:: Your goal ::
Could you write out every entry exactly as it stands?
"""
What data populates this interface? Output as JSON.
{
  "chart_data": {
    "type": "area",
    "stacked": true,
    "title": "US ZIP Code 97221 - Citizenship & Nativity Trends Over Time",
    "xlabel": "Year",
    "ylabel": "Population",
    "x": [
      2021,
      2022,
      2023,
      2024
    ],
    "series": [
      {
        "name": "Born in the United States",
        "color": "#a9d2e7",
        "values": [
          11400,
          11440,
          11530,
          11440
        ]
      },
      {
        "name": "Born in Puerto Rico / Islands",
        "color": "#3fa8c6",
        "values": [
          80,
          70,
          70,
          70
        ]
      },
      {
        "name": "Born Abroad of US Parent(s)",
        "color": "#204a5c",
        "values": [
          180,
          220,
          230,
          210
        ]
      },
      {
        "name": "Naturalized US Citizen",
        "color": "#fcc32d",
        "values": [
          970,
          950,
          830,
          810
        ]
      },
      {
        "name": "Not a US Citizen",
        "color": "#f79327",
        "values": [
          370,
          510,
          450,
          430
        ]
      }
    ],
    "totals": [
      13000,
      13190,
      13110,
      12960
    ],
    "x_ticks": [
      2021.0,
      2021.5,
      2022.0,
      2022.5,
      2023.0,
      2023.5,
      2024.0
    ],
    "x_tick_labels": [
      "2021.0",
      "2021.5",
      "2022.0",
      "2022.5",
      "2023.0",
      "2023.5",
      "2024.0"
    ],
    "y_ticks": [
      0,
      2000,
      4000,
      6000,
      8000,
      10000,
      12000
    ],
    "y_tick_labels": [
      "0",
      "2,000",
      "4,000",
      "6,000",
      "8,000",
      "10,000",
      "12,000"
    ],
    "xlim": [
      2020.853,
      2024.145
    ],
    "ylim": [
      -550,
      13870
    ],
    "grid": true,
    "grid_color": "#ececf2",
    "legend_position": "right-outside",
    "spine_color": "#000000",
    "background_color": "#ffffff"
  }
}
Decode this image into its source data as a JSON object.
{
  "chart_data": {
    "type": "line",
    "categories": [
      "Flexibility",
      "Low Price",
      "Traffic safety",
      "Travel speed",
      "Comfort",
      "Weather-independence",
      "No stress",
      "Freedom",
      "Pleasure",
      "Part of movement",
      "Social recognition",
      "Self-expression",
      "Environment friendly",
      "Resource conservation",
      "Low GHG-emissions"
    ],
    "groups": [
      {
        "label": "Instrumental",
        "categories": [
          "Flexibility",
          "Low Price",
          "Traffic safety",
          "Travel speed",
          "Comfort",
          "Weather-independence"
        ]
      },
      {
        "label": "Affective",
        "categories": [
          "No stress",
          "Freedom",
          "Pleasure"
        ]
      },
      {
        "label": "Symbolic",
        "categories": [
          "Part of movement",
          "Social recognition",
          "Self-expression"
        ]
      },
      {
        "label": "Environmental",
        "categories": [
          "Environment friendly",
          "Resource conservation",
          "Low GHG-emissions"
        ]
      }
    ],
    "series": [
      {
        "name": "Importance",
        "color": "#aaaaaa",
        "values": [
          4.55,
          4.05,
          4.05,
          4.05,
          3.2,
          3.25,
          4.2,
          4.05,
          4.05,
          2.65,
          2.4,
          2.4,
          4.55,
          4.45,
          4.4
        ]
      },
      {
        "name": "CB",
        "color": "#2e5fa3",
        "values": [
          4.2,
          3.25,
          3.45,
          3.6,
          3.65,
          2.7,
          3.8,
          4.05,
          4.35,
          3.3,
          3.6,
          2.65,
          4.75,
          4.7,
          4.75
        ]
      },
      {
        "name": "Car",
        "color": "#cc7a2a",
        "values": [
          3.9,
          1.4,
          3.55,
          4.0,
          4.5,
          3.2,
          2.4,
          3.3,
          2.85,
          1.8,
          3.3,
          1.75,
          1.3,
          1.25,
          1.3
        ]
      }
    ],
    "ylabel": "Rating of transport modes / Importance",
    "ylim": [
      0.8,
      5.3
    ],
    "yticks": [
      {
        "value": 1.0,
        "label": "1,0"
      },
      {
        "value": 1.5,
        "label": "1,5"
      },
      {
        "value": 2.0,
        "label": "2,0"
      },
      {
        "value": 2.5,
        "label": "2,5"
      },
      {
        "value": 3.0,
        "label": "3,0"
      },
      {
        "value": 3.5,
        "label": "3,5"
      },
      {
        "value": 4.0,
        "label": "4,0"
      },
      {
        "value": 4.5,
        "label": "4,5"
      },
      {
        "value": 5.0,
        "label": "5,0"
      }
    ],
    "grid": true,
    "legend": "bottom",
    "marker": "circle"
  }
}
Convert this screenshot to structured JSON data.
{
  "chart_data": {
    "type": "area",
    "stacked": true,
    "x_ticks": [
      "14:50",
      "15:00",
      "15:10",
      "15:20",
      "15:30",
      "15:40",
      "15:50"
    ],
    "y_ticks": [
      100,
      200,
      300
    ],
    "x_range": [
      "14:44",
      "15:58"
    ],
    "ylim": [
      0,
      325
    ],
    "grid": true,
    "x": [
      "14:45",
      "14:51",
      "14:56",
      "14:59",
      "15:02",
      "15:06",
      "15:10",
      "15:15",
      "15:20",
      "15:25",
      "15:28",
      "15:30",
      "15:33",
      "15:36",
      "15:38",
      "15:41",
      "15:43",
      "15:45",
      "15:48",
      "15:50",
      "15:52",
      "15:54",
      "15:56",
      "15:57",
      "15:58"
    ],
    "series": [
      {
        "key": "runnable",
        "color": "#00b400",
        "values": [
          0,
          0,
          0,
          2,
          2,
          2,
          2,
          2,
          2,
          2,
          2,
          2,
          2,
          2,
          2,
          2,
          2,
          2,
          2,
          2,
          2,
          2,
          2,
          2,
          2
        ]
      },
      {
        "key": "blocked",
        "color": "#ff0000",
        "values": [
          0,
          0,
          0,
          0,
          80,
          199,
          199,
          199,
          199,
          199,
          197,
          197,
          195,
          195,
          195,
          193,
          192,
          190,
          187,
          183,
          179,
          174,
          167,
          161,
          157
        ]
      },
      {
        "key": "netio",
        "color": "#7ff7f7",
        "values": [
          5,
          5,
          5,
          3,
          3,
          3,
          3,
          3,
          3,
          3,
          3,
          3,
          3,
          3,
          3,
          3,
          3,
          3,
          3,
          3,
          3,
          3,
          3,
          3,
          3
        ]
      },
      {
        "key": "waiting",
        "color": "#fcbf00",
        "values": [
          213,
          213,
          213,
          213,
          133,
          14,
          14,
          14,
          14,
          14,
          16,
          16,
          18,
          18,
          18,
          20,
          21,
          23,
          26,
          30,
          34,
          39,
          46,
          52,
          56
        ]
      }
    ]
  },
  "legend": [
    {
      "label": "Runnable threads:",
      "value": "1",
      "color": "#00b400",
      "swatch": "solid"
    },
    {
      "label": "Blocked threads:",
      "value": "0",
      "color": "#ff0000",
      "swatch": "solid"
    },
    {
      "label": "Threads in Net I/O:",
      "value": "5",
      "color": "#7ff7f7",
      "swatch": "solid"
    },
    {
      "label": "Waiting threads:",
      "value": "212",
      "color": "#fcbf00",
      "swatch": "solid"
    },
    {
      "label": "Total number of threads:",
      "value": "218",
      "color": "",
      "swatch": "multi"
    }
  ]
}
"""
:: Output for this exercise ::
What data populates this interface? Output as JSON.
{
  "chart_data": {
    "type": "area",
    "stacked": true,
    "title": "US ZIP Code 97221 - Citizenship & Nativity Trends Over Time",
    "xlabel": "Year",
    "ylabel": "Population",
    "x": [
      2021,
      2022,
      2023,
      2024
    ],
    "series": [
      {
        "name": "Born in the United States",
        "color": "#a9d2e7",
        "values": [
          11400,
          11440,
          11530,
          11440
        ]
      },
      {
        "name": "Born in Puerto Rico / Islands",
        "color": "#3fa8c6",
        "values": [
          80,
          70,
          70,
          70
        ]
      },
      {
        "name": "Born Abroad of US Parent(s)",
        "color": "#204a5c",
        "values": [
          180,
          220,
          230,
          210
        ]
      },
      {
        "name": "Naturalized US Citizen",
        "color": "#fcc32d",
        "values": [
          970,
          950,
          830,
          810
        ]
      },
      {
        "name": "Not a US Citizen",
        "color": "#f79327",
        "values": [
          370,
          510,
          450,
          430
        ]
      }
    ],
    "totals": [
      13000,
      13190,
      13110,
      12960
    ],
    "x_ticks": [
      2021.0,
      2021.5,
      2022.0,
      2022.5,
      2023.0,
      2023.5,
      2024.0
    ],
    "x_tick_labels": [
      "2021.0",
      "2021.5",
      "2022.0",
      "2022.5",
      "2023.0",
      "2023.5",
      "2024.0"
    ],
    "y_ticks": [
      0,
      2000,
      4000,
      6000,
      8000,
      10000,
      12000
    ],
    "y_tick_labels": [
      "0",
      "2,000",
      "4,000",
      "6,000",
      "8,000",
      "10,000",
      "12,000"
    ],
    "xlim": [
      2020.853,
      2024.145
    ],
    "ylim": [
      -550,
      13870
    ],
    "grid": true,
    "grid_color": "#ececf2",
    "legend_position": "right-outside",
    "spine_color": "#000000",
    "background_color": "#ffffff"
  }
}
Decode this image into its source data as a JSON object.
{
  "chart_data": {
    "type": "line",
    "categories": [
      "Flexibility",
      "Low Price",
      "Traffic safety",
      "Travel speed",
      "Comfort",
      "Weather-independence",
      "No stress",
      "Freedom",
      "Pleasure",
      "Part of movement",
      "Social recognition",
      "Self-expression",
      "Environment friendly",
      "Resource conservation",
      "Low GHG-emissions"
    ],
    "groups": [
      {
        "label": "Instrumental",
        "categories": [
          "Flexibility",
          "Low Price",
          "Traffic safety",
          "Travel speed",
          "Comfort",
          "Weather-independence"
        ]
      },
      {
        "label": "Affective",
        "categories": [
          "No stress",
          "Freedom",
          "Pleasure"
        ]
      },
      {
        "label": "Symbolic",
        "categories": [
          "Part of movement",
          "Social recognition",
          "Self-expression"
        ]
      },
      {
        "label": "Environmental",
        "categories": [
          "Environment friendly",
          "Resource conservation",
          "Low GHG-emissions"
        ]
      }
    ],
    "series": [
      {
        "name": "Importance",
        "color": "#aaaaaa",
        "values": [
          4.55,
          4.05,
          4.05,
          4.05,
          3.2,
          3.25,
          4.2,
          4.05,
          4.05,
          2.65,
          2.4,
          2.4,
          4.55,
          4.45,
          4.4
        ]
      },
      {
        "name": "CB",
        "color": "#2e5fa3",
        "values": [
          4.2,
          3.25,
          3.45,
          3.6,
          3.65,
          2.7,
          3.8,
          4.05,
          4.35,
          3.3,
          3.6,
          2.65,
          4.75,
          4.7,
          4.75
        ]
      },
      {
        "name": "Car",
        "color": "#cc7a2a",
        "values": [
          3.9,
          1.4,
          3.55,
          4.0,
          4.5,
          3.2,
          2.4,
          3.3,
          2.85,
          1.8,
          3.3,
          1.75,
          1.3,
          1.25,
          1.3
        ]
      }
    ],
    "ylabel": "Rating of transport modes / Importance",
    "ylim": [
      0.8,
      5.3
    ],
    "yticks": [
      {
        "value": 1.0,
        "label": "1,0"
      },
      {
        "value": 1.5,
        "label": "1,5"
      },
      {
        "value": 2.0,
        "label": "2,0"
      },
      {
        "value": 2.5,
        "label": "2,5"
      },
      {
        "value": 3.0,
        "label": "3,0"
      },
      {
        "value": 3.5,
        "label": "3,5"
      },
      {
        "value": 4.0,
        "label": "4,0"
      },
      {
        "value": 4.5,
        "label": "4,5"
      },
      {
        "value": 5.0,
        "label": "5,0"
      }
    ],
    "grid": true,
    "legend": "bottom",
    "marker": "circle"
  }
}
Convert this screenshot to structured JSON data.
{
  "chart_data": {
    "type": "area",
    "stacked": true,
    "x_ticks": [
      "14:50",
      "15:00",
      "15:10",
      "15:20",
      "15:30",
      "15:40",
      "15:50"
    ],
    "y_ticks": [
      100,
      200,
      300
    ],
    "x_range": [
      "14:44",
      "15:58"
    ],
    "ylim": [
      0,
      325
    ],
    "grid": true,
    "x": [
      "14:45",
      "14:51",
      "14:56",
      "14:59",
      "15:02",
      "15:06",
      "15:10",
      "15:15",
      "15:20",
      "15:25",
      "15:28",
      "15:30",
      "15:33",
      "15:36",
      "15:38",
      "15:41",
      "15:43",
      "15:45",
      "15:48",
      "15:50",
      "15:52",
      "15:54",
      "15:56",
      "15:57",
      "15:58"
    ],
    "series": [
      {
        "key": "runnable",
        "color": "#00b400",
        "values": [
          0,
          0,
          0,
          2,
          2,
          2,
          2,
          2,
          2,
          2,
          2,
          2,
          2,
          2,
          2,
          2,
          2,
          2,
          2,
          2,
          2,
          2,
          2,
          2,
          2
        ]
      },
      {
        "key": "blocked",
        "color": "#ff0000",
        "values": [
          0,
          0,
          0,
          0,
          80,
          199,
          199,
          199,
          199,
          199,
          197,
          197,
          195,
          195,
          195,
          193,
          192,
          190,
          187,
          183,
          179,
          174,
          167,
          161,
          157
        ]
      },
      {
        "key": "netio",
        "color": "#7ff7f7",
        "values": [
          5,
          5,
          5,
          3,
          3,
          3,
          3,
          3,
          3,
          3,
          3,
          3,
          3,
          3,
          3,
          3,
          3,
          3,
          3,
          3,
          3,
          3,
          3,
          3,
          3
        ]
      },
      {
        "key": "waiting",
        "color": "#fcbf00",
        "values": [
          213,
          213,
          213,
          213,
          133,
          14,
          14,
          14,
          14,
          14,
          16,
          16,
          18,
          18,
          18,
          20,
          21,
          23,
          26,
          30,
          34,
          39,
          46,
          52,
          56
        ]
      }
    ]
  },
  "legend": [
    {
      "label": "Runnable threads:",
      "value": "1",
      "color": "#00b400",
      "swatch": "solid"
    },
    {
      "label": "Blocked threads:",
      "value": "0",
      "color": "#ff0000",
      "swatch": "solid"
    },
    {
      "label": "Threads in Net I/O:",
      "value": "5",
      "color": "#7ff7f7",
      "swatch": "solid"
    },
    {
      "label": "Waiting threads:",
      "value": "212",
      "color": "#fcbf00",
      "swatch": "solid"
    },
    {
      "label": "Total number of threads:",
      "value": "218",
      "color": "",
      "swatch": "multi"
    }
  ]
}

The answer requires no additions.